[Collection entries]
[BEGIN]

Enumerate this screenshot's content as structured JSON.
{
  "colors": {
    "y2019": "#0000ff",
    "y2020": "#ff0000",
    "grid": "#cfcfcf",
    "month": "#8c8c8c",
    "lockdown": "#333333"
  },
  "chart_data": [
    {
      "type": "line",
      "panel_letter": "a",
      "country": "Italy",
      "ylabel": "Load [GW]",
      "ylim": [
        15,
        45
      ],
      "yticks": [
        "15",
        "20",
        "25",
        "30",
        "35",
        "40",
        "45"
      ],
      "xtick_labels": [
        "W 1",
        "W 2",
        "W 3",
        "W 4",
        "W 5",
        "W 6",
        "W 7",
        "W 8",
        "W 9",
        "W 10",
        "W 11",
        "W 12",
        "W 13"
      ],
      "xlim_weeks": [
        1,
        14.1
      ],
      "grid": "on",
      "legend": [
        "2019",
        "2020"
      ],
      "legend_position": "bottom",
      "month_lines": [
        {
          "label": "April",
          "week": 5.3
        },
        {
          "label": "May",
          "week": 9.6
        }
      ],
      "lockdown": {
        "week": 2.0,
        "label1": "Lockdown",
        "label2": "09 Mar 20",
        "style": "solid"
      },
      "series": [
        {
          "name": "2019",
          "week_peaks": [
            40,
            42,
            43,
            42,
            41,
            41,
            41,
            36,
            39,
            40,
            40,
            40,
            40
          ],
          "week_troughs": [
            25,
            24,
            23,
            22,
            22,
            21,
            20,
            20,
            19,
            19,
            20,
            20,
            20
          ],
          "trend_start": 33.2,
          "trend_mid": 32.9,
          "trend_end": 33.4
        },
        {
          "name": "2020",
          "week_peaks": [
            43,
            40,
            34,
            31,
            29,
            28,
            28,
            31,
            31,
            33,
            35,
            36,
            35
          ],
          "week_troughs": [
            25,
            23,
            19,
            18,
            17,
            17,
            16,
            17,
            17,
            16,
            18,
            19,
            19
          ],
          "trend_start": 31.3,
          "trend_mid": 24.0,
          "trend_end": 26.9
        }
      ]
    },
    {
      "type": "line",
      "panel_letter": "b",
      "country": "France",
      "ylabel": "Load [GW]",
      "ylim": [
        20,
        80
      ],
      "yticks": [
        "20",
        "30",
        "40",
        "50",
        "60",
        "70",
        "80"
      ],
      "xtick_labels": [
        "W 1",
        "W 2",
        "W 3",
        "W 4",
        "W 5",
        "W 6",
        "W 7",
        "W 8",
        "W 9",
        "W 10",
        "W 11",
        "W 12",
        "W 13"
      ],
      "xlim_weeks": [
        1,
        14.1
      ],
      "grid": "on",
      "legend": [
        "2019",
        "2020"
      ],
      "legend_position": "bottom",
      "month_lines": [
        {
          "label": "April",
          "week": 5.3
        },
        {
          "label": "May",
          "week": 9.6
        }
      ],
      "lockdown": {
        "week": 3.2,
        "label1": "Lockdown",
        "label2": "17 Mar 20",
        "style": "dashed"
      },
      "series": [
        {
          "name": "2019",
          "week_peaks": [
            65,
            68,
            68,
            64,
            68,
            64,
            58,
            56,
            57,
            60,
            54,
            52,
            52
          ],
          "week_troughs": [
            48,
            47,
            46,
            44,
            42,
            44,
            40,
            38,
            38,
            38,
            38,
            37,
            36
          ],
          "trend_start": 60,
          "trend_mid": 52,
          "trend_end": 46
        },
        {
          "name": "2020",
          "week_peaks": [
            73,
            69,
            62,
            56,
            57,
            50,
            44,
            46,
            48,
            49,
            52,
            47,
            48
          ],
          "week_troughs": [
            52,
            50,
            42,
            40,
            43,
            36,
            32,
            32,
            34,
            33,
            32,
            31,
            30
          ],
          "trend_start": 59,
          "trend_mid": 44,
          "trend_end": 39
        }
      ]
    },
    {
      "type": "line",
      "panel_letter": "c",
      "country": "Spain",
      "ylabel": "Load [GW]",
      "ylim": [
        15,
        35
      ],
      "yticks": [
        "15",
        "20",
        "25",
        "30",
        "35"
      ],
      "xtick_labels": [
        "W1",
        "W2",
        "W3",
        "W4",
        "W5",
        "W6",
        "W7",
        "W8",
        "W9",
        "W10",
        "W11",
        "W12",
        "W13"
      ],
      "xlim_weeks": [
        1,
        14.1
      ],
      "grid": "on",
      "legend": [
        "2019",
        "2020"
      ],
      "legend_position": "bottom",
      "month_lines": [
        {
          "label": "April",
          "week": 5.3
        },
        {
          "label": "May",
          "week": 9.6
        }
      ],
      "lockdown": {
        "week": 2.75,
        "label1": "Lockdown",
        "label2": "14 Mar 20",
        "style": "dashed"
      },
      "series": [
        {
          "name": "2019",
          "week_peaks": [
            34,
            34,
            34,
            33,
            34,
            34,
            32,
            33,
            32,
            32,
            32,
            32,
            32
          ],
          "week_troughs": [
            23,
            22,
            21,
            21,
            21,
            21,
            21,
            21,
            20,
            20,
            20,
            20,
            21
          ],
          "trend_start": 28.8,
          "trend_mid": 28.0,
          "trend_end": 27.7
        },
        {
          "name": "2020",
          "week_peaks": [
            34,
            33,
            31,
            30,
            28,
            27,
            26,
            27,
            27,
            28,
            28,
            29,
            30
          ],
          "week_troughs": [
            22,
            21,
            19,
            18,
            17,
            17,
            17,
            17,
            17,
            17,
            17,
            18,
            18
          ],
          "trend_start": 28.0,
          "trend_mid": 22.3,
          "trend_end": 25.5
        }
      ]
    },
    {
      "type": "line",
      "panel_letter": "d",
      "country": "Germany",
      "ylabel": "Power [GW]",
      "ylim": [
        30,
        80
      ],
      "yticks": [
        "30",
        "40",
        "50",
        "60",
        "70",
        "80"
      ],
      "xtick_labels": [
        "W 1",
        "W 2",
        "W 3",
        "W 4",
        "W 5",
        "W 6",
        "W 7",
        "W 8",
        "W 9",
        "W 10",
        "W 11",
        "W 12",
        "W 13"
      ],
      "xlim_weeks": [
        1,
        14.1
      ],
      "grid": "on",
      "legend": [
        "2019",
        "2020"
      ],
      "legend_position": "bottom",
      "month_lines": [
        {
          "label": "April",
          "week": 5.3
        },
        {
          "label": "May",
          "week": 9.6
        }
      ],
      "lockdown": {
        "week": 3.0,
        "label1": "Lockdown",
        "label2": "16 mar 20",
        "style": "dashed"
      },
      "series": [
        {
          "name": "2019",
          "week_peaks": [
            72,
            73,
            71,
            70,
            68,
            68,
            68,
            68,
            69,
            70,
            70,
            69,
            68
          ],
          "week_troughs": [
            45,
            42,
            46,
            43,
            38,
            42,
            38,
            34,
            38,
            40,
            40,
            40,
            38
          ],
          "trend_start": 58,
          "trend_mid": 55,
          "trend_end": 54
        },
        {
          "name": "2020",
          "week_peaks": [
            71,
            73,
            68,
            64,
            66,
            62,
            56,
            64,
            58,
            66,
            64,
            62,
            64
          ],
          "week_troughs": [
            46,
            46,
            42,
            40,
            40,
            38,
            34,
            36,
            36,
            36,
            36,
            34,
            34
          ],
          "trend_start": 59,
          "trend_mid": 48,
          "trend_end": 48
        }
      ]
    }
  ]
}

[END]

### Exercise requirements
Extract the data exactly as given.

### Written reply
Enumerate this screenshot's content as structured JSON.
{
  "colors": {
    "y2019": "#0000ff",
    "y2020": "#ff0000",
    "grid": "#cfcfcf",
    "month": "#8c8c8c",
    "lockdown": "#333333"
  },
  "chart_data": [
    {
      "type": "line",
      "panel_letter": "a",
      "country": "Italy",
      "ylabel": "Load [GW]",
      "ylim": [
        15,
        45
      ],
      "yticks": [
        "15",
        "20",
        "25",
        "30",
        "35",
        "40",
        "45"
      ],
      "xtick_labels": [
        "W 1",
        "W 2",
        "W 3",
        "W 4",
        "W 5",
        "W 6",
        "W 7",
        "W 8",
        "W 9",
        "W 10",
        "W 11",
        "W 12",
        "W 13"
      ],
      "xlim_weeks": [
        1,
        14.1
      ],
      "grid": "on",
      "legend": [
        "2019",
        "2020"
      ],
      "legend_position": "bottom",
      "month_lines": [
        {
          "label": "April",
          "week": 5.3
        },
        {
          "label": "May",
          "week": 9.6
        }
      ],
      "lockdown": {
        "week": 2.0,
        "label1": "Lockdown",
        "label2": "09 Mar 20",
        "style": "solid"
      },
      "series": [
        {
          "name": "2019",
          "week_peaks": [
            40,
            42,
            43,
            42,
            41,
            41,
            41,
            36,
            39,
            40,
            40,
            40,
            40
          ],
          "week_troughs": [
            25,
            24,
            23,
            22,
            22,
            21,
            20,
            20,
            19,
            19,
            20,
            20,
            20
          ],
          "trend_start": 33.2,
          "trend_mid": 32.9,
          "trend_end": 33.4
        },
        {
          "name": "2020",
          "week_peaks": [
            43,
            40,
            34,
            31,
            29,
            28,
            28,
            31,
            31,
            33,
            35,
            36,
            35
          ],
          "week_troughs": [
            25,
            23,
            19,
            18,
            17,
            17,
            16,
            17,
            17,
            16,
            18,
            19,
            19
          ],
          "trend_start": 31.3,
          "trend_mid": 24.0,
          "trend_end": 26.9
        }
      ]
    },
    {
      "type": "line",
      "panel_letter": "b",
      "country": "France",
      "ylabel": "Load [GW]",
      "ylim": [
        20,
        80
      ],
      "yticks": [
        "20",
        "30",
        "40",
        "50",
        "60",
        "70",
        "80"
      ],
      "xtick_labels": [
        "W 1",
        "W 2",
        "W 3",
        "W 4",
        "W 5",
        "W 6",
        "W 7",
        "W 8",
        "W 9",
        "W 10",
        "W 11",
        "W 12",
        "W 13"
      ],
      "xlim_weeks": [
        1,
        14.1
      ],
      "grid": "on",
      "legend": [
        "2019",
        "2020"
      ],
      "legend_position": "bottom",
      "month_lines": [
        {
          "label": "April",
          "week": 5.3
        },
        {
          "label": "May",
          "week": 9.6
        }
      ],
      "lockdown": {
        "week": 3.2,
        "label1": "Lockdown",
        "label2": "17 Mar 20",
        "style": "dashed"
      },
      "series": [
        {
          "name": "2019",
          "week_peaks": [
            65,
            68,
            68,
            64,
            68,
            64,
            58,
            56,
            57,
            60,
            54,
            52,
            52
          ],
          "week_troughs": [
            48,
            47,
            46,
            44,
            42,
            44,
            40,
            38,
            38,
            38,
            38,
            37,
            36
          ],
          "trend_start": 60,
          "trend_mid": 52,
          "trend_end": 46
        },
        {
          "name": "2020",
          "week_peaks": [
            73,
            69,
            62,
            56,
            57,
            50,
            44,
            46,
            48,
            49,
            52,
            47,
            48
          ],
          "week_troughs": [
            52,
            50,
            42,
            40,
            43,
            36,
            32,
            32,
            34,
            33,
            32,
            31,
            30
          ],
          "trend_start": 59,
          "trend_mid": 44,
          "trend_end": 39
        }
      ]
    },
    {
      "type": "line",
      "panel_letter": "c",
      "country": "Spain",
      "ylabel": "Load [GW]",
      "ylim": [
        15,
        35
      ],
      "yticks": [
        "15",
        "20",
        "25",
        "30",
        "35"
      ],
      "xtick_labels": [
        "W1",
        "W2",
        "W3",
        "W4",
        "W5",
        "W6",
        "W7",
        "W8",
        "W9",
        "W10",
        "W11",
        "W12",
        "W13"
      ],
      "xlim_weeks": [
        1,
        14.1
      ],
      "grid": "on",
      "legend": [
        "2019",
        "2020"
      ],
      "legend_position": "bottom",
      "month_lines": [
        {
          "label": "April",
          "week": 5.3
        },
        {
          "label": "May",
          "week": 9.6
        }
      ],
      "lockdown": {
        "week": 2.75,
        "label1": "Lockdown",
        "label2": "14 Mar 20",
        "style": "dashed"
      },
      "series": [
        {
          "name": "2019",
          "week_peaks": [
            34,
            34,
            34,
            33,
            34,
            34,
            32,
            33,
            32,
            32,
            32,
            32,
            32
          ],
          "week_troughs": [
            23,
            22,
            21,
            21,
            21,
            21,
            21,
            21,
            20,
            20,
            20,
            20,
            21
          ],
          "trend_start": 28.8,
          "trend_mid": 28.0,
          "trend_end": 27.7
        },
        {
          "name": "2020",
          "week_peaks": [
            34,
            33,
            31,
            30,
            28,
            27,
            26,
            27,
            27,
            28,
            28,
            29,
            30
          ],
          "week_troughs": [
            22,
            21,
            19,
            18,
            17,
            17,
            17,
            17,
            17,
            17,
            17,
            18,
            18
          ],
          "trend_start": 28.0,
          "trend_mid": 22.3,
          "trend_end": 25.5
        }
      ]
    },
    {
      "type": "line",
      "panel_letter": "d",
      "country": "Germany",
      "ylabel": "Power [GW]",
      "ylim": [
        30,
        80
      ],
      "yticks": [
        "30",
        "40",
        "50",
        "60",
        "70",
        "80"
      ],
      "xtick_labels": [
        "W 1",
        "W 2",
        "W 3",
        "W 4",
        "W 5",
        "W 6",
        "W 7",
        "W 8",
        "W 9",
        "W 10",
        "W 11",
        "W 12",
        "W 13"
      ],
      "xlim_weeks": [
        1,
        14.1
      ],
      "grid": "on",
      "legend": [
        "2019",
        "2020"
      ],
      "legend_position": "bottom",
      "month_lines": [
        {
          "label": "April",
          "week": 5.3
        },
        {
          "label": "May",
          "week": 9.6
        }
      ],
      "lockdown": {
        "week": 3.0,
        "label1": "Lockdown",
        "label2": "16 mar 20",
        "style": "dashed"
      },
      "series": [
        {
          "name": "2019",
          "week_peaks": [
            72,
            73,
            71,
            70,
            68,
            68,
            68,
            68,
            69,
            70,
            70,
            69,
            68
          ],
          "week_troughs": [
            45,
            42,
            46,
            43,
            38,
            42,
            38,
            34,
            38,
            40,
            40,
            40,
            38
          ],
          "trend_start": 58,
          "trend_mid": 55,
          "trend_end": 54
        },
        {
          "name": "2020",
          "week_peaks": [
            71,
            73,
            68,
            64,
            66,
            62,
            56,
            64,
            58,
            66,
            64,
            62,
            64
          ],
          "week_troughs": [
            46,
            46,
            42,
            40,
            40,
            38,
            34,
            36,
            36,
            36,
            36,
            34,
            34
          ],
          "trend_start": 59,
          "trend_mid": 48,
          "trend_end": 48
        }
      ]
    }
  ]
}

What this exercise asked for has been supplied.